→ **PROMPT**
Reproduce all the entries exactly.

→ **DATA RECORDS**
★ ★ ★ ★ ★ ★ ★
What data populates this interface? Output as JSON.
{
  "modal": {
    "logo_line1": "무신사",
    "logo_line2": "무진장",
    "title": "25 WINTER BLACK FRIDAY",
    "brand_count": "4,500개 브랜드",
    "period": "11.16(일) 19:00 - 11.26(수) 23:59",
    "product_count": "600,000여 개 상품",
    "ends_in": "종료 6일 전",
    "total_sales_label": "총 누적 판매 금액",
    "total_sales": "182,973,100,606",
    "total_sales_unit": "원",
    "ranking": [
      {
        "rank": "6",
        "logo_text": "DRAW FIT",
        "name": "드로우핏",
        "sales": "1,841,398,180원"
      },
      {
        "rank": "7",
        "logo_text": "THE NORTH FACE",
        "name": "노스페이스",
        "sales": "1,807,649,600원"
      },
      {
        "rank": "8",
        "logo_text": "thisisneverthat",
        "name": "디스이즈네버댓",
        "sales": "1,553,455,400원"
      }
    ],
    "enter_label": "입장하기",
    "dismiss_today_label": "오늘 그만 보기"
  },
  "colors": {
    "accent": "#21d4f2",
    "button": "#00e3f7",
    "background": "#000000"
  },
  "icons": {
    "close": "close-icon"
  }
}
★ ★ ★ ★ ★ ★ ★
→ **RESULT**
What data populates this interface? Output as JSON.
{
  "modal": {
    "logo_line1": "무신사",
    "logo_line2": "무진장",
    "title": "25 WINTER BLACK FRIDAY",
    "brand_count": "4,500개 브랜드",
    "period": "11.16(일) 19:00 - 11.26(수) 23:59",
    "product_count": "600,000여 개 상품",
    "ends_in": "종료 6일 전",
    "total_sales_label": "총 누적 판매 금액",
    "total_sales": "182,973,100,606",
    "total_sales_unit": "원",
    "ranking": [
      {
        "rank": "6",
        "logo_text": "DRAW FIT",
        "name": "드로우핏",
        "sales": "1,841,398,180원"
      },
      {
        "rank": "7",
        "logo_text": "THE NORTH FACE",
        "name": "노스페이스",
        "sales": "1,807,649,600원"
      },
      {
        "rank": "8",
        "logo_text": "thisisneverthat",
        "name": "디스이즈네버댓",
        "sales": "1,553,455,400원"
      }
    ],
    "enter_label": "입장하기",
    "dismiss_today_label": "오늘 그만 보기"
  },
  "colors": {
    "accent": "#21d4f2",
    "button": "#00e3f7",
    "background": "#000000"
  },
  "icons": {
    "close": "close-icon"
  }
}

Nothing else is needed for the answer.